▶ _Set problem_: Below are some records; return each one exactly.

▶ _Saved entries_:
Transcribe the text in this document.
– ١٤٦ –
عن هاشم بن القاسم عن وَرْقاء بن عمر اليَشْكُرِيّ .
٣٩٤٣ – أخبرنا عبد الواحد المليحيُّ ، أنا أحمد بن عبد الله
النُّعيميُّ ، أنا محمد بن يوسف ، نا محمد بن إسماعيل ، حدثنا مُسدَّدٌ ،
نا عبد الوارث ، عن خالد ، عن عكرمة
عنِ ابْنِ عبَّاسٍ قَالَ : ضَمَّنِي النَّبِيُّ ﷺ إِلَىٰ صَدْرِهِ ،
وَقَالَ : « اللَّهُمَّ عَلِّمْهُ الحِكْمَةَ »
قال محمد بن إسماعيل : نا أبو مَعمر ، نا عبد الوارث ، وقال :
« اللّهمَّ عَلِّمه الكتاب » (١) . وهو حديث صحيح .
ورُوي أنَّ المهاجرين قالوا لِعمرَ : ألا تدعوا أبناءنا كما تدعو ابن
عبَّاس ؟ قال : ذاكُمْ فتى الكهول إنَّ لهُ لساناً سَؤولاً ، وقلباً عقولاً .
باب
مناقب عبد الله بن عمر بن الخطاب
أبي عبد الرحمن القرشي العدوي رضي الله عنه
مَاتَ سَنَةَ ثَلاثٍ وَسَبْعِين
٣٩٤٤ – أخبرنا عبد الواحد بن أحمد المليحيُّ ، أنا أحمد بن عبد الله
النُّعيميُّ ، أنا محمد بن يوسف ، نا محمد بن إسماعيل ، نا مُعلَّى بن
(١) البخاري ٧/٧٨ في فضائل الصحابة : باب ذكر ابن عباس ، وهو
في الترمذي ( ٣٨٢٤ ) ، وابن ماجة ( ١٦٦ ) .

▶ _Solution to this exercise_:
Transcribe the text in this document.
– ١٤٦ –
عن هاشم بن القاسم عن وَرْقاء بن عمر اليَشْكُرِيّ .
٣٩٤٣ – أخبرنا عبد الواحد المليحيُّ ، أنا أحمد بن عبد الله
النُّعيميُّ ، أنا محمد بن يوسف ، نا محمد بن إسماعيل ، حدثنا مُسدَّدٌ ،
نا عبد الوارث ، عن خالد ، عن عكرمة
عنِ ابْنِ عبَّاسٍ قَالَ : ضَمَّنِي النَّبِيُّ ﷺ إِلَىٰ صَدْرِهِ ،
وَقَالَ : « اللَّهُمَّ عَلِّمْهُ الحِكْمَةَ »
قال محمد بن إسماعيل : نا أبو مَعمر ، نا عبد الوارث ، وقال :
« اللّهمَّ عَلِّمه الكتاب » (١) . وهو حديث صحيح .
ورُوي أنَّ المهاجرين قالوا لِعمرَ : ألا تدعوا أبناءنا كما تدعو ابن
عبَّاس ؟ قال : ذاكُمْ فتى الكهول إنَّ لهُ لساناً سَؤولاً ، وقلباً عقولاً .
باب
مناقب عبد الله بن عمر بن الخطاب
أبي عبد الرحمن القرشي العدوي رضي الله عنه
مَاتَ سَنَةَ ثَلاثٍ وَسَبْعِين
٣٩٤٤ – أخبرنا عبد الواحد بن أحمد المليحيُّ ، أنا أحمد بن عبد الله
النُّعيميُّ ، أنا محمد بن يوسف ، نا محمد بن إسماعيل ، نا مُعلَّى بن
(١) البخاري ٧/٧٨ في فضائل الصحابة : باب ذكر ابن عباس ، وهو
في الترمذي ( ٣٨٢٤ ) ، وابن ماجة ( ١٦٦ ) .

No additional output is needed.